SHORT PROBLEM
Please copy every line of the records below that holds the word "frac".

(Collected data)
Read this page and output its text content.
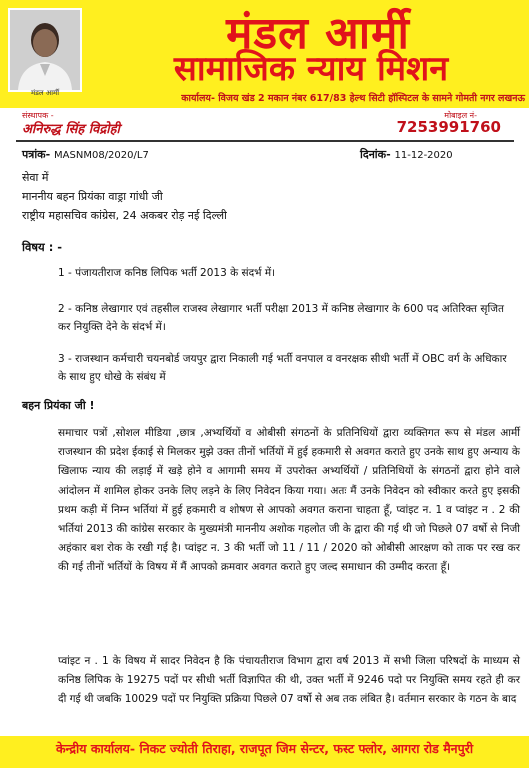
मंडल आर्मी
मंडल आर्मी
सामाजिक न्याय मिशन
कार्यालय- विजय खंड 2 मकान नंबर 617/83 हेल्थ सिटी हॉस्पिटल के सामने गोमती नगर लखनऊ
संस्थापक -
अनिरुद्ध सिंह विद्रोही
मोबाइल नं-
7253991760
पत्रांक- MASNM08/2020/L7	दिनांक- 11-12-2020
सेवा में
माननीय बहन प्रियंका वाड्रा गांधी जी
राष्ट्रीय महासचिव कांग्रेस, 24 अकबर रोड़ नई दिल्ली
विषय : -
1 - पंजायतीराज कनिष्ठ लिपिक भर्ती 2013 के संदर्भ में।
2 - कनिष्ठ लेखागार एवं तहसील राजस्व लेखागार भर्ती परीक्षा 2013 में कनिष्ठ लेखागार के 600 पद अतिरिक्त सृजित कर नियुक्ति देने के संदर्भ में।
3 - राजस्थान कर्मचारी चयनबोर्ड जयपुर द्वारा निकाली गई भर्ती वनपाल व वनरक्षक सीधी भर्ती में OBC वर्ग के अधिकार के साथ हुए धोखे के संबंध में
बहन प्रियंका जी !
समाचार पत्रों ,सोशल मीडिया ,छात्र ,अभ्यर्थियों व ओबीसी संगठनों के प्रतिनिधियों द्वारा व्यक्तिगत रूप से मंडल आर्मी राजस्थान की प्रदेश ईकाई से मिलकर मुझे उक्त तीनों भर्तियों में हुई हकमारी से अवगत कराते हुए उनके साथ हुए अन्याय के खिलाफ न्याय की लड़ाई में खड़े होने व आगामी समय में उपरोक्त अभ्यर्थियों / प्रतिनिधियों के संगठनों द्वारा होने वाले आंदोलन में शामिल होकर उनके लिए लड़ने के लिए निवेदन किया गया। अतः मैं उनके निवेदन को स्वीकार करते हुए इसकी प्रथम कड़ी में निम्न भर्तियां में हुई हकमारी व शोषण से आपको अवगत कराना चाहता हूँ, प्वांइट न. 1 व प्वांइट न . 2 की भर्तियां 2013 की कांग्रेस सरकार के मुख्यमंत्री माननीय अशोक गहलोत जी के द्वारा की गई थी जो पिछले 07 वर्षो से निजी अहंकार बश रोक के रखी गई है। प्वांइट न. 3 की भर्ती जो 11 / 11 / 2020 को ओबीसी आरक्षण को ताक पर रख कर की गई तीनों भर्तियों के विषय में मैं आपको क्रमवार अवगत कराते हुए जल्द समाधान की उम्मीद करता हूँ।
प्वांइट न . 1 के विषय में सादर निवेदन है कि पंचायतीराज विभाग द्वारा वर्ष 2013 में सभी जिला परिषदों के माध्यम से कनिष्ठ लिपिक के 19275 पदों पर सीधी भर्ती विज्ञापित की थी, उक्त भर्ती में 9246 पदो पर नियुक्ति समय रहते ही कर दी गई थी जबकि 10029 पदों पर नियुक्ति प्रक्रिया पिछले 07 वर्षो से अब तक लंबित है। वर्तमान सरकार के गठन के बाद
केन्द्रीय कार्यालय- निकट ज्योती तिराहा, राजपूत जिम सेन्टर, फस्ट फ्लोर, आगरा रोड मैनपुरी
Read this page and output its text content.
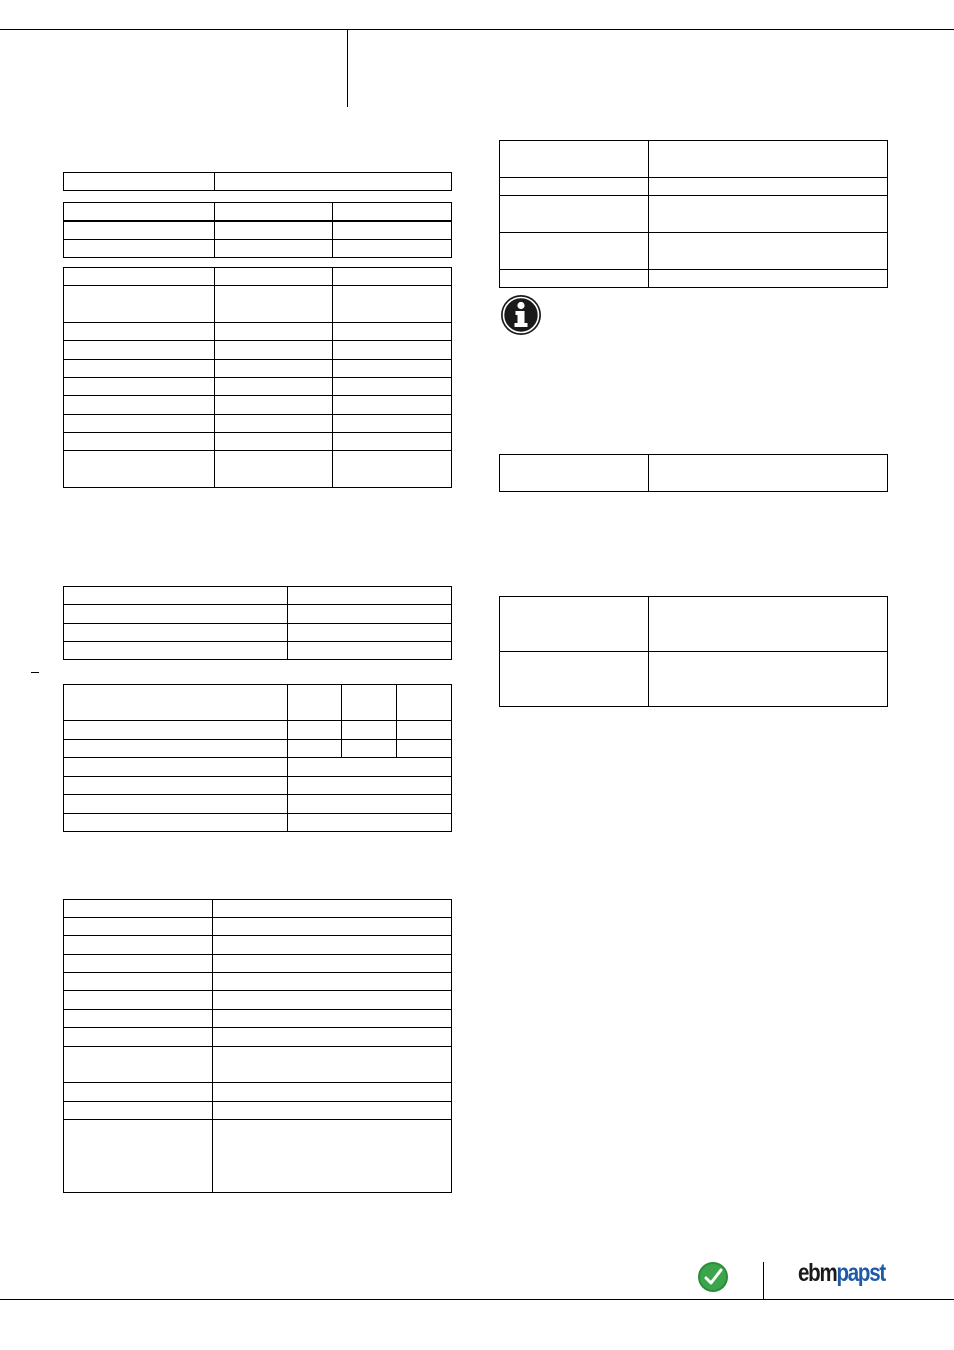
ebmpapst
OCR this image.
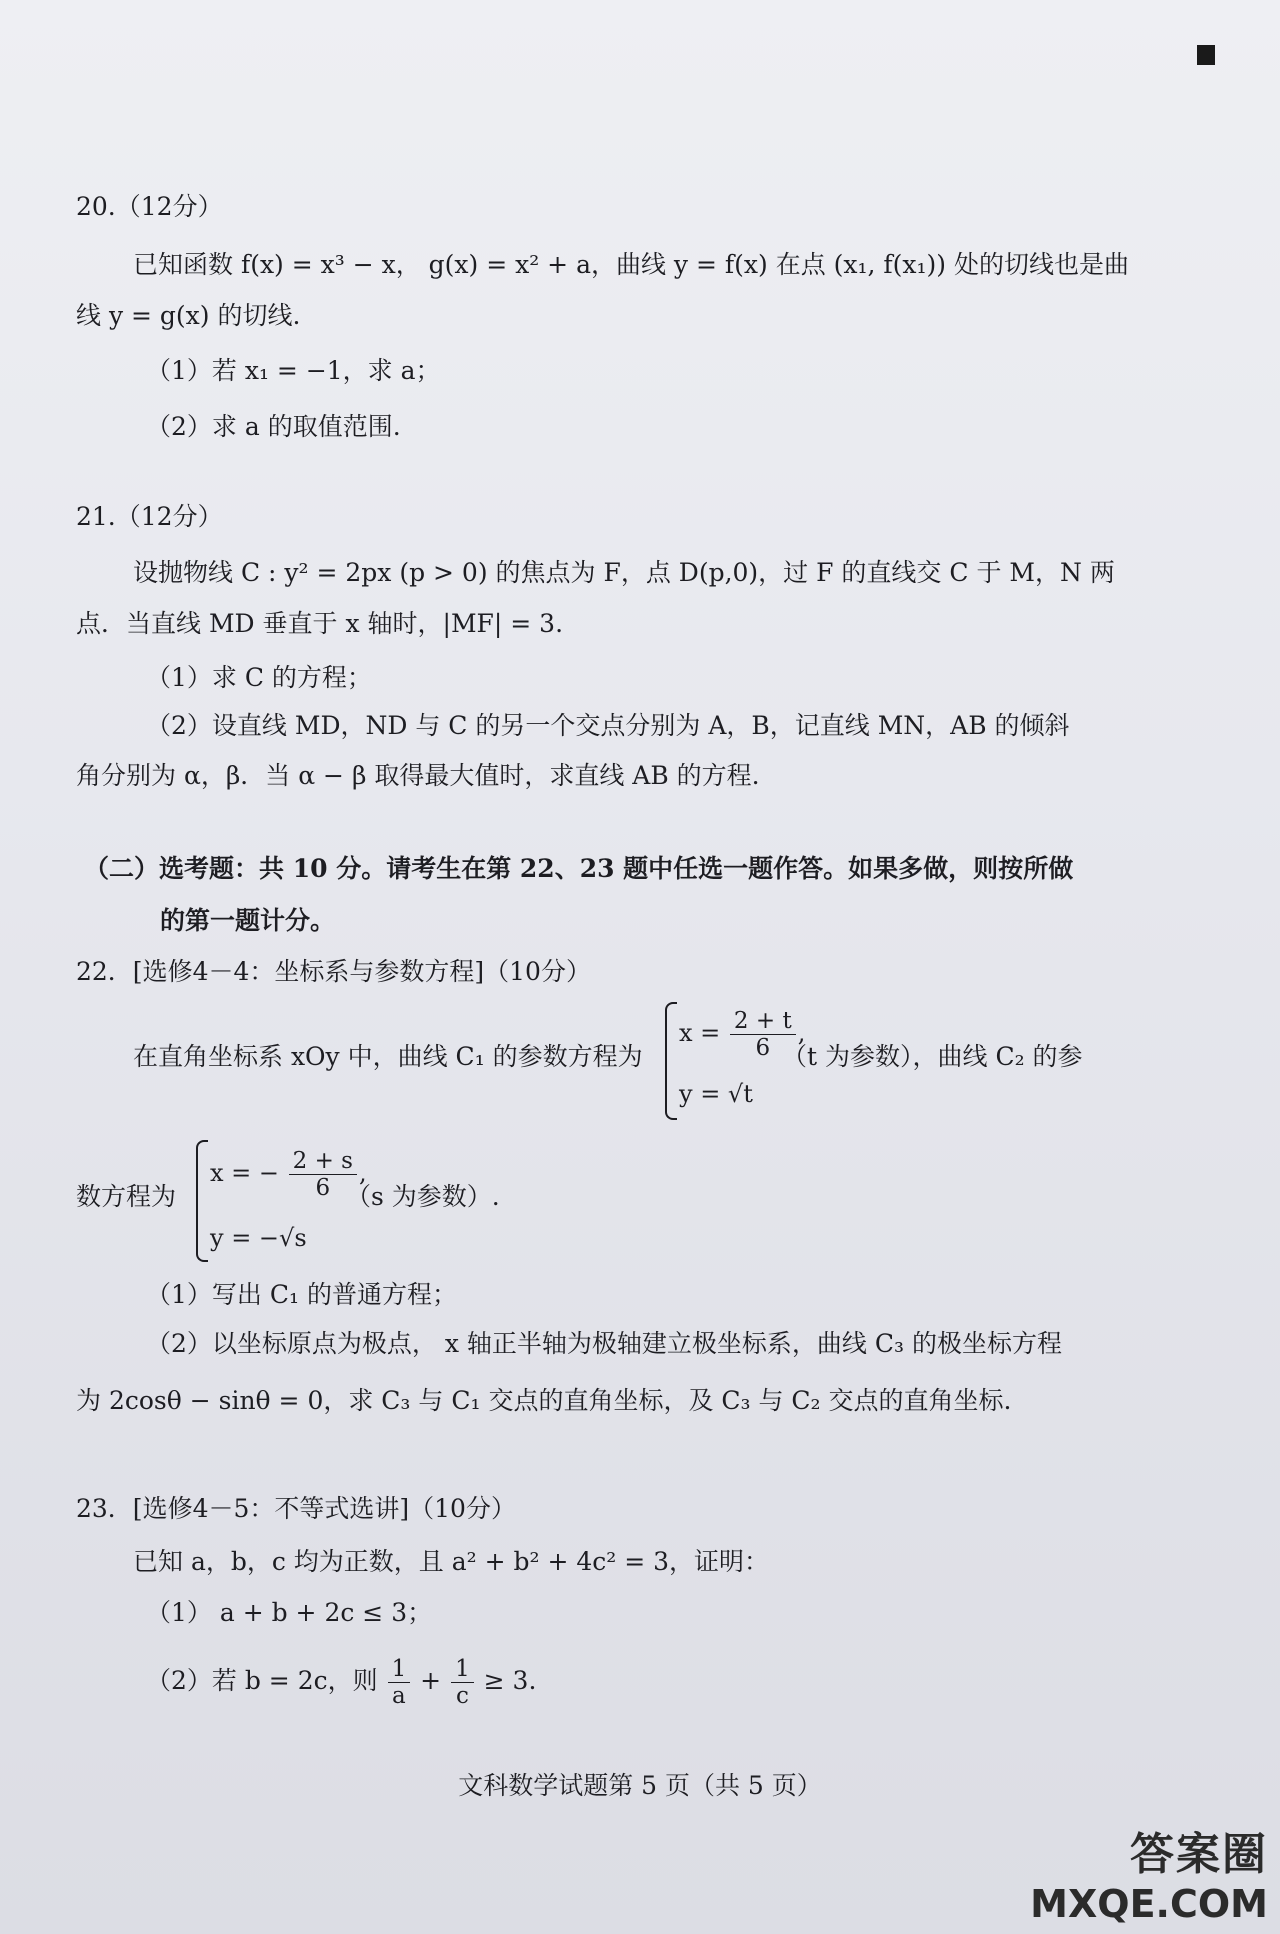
20.（12分）
已知函数 f(x) = x³ − x， g(x) = x² + a，曲线 y = f(x) 在点 (x₁, f(x₁)) 处的切线也是曲
线 y = g(x) 的切线.
（1）若 x₁ = −1，求 a；
（2）求 a 的取值范围.
21.（12分）
设抛物线 C : y² = 2px (p > 0) 的焦点为 F，点 D(p,0)，过 F 的直线交 C 于 M，N 两
点．当直线 MD 垂直于 x 轴时，|MF| = 3.
（1）求 C 的方程；
（2）设直线 MD，ND 与 C 的另一个交点分别为 A，B，记直线 MN，AB 的倾斜
角分别为 α，β．当 α − β 取得最大值时，求直线 AB 的方程.
（二）选考题：共 10 分。请考生在第 22、23 题中任选一题作答。如果多做，则按所做
的第一题计分。
22．[选修4－4：坐标系与参数方程]（10分）
在直角坐标系 xOy 中，曲线 C₁ 的参数方程为
$x = \frac{2 + t}{6}$ ,
y = √t
（t 为参数），曲线 C₂ 的参
数方程为
x = − $\frac{2 + s}{6}$ ,
y = −√s
（s 为参数）.
（1）写出 C₁ 的普通方程；
（2）以坐标原点为极点， x 轴正半轴为极轴建立极坐标系，曲线 C₃ 的极坐标方程
为 2cosθ − sinθ = 0，求 C₃ 与 C₁ 交点的直角坐标，及 C₃ 与 C₂ 交点的直角坐标.
23．[选修4－5：不等式选讲]（10分）
已知 a，b，c 均为正数，且 a² + b² + 4c² = 3，证明：
（1） a + b + 2c ≤ 3；
（2）若 b = 2c，则 $\frac{1}{a} + \frac{1}{c} \ge 3$.
文科数学试题第 5 页（共 5 页）
答案圈
MXQE.COM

COMPLETE ANSWER
$x = \frac{2 + t}{6}$ ,
x = − $\frac{2 + s}{6}$ ,
（2）若 b = 2c，则 $\frac{1}{a} + \frac{1}{c} \ge 3$.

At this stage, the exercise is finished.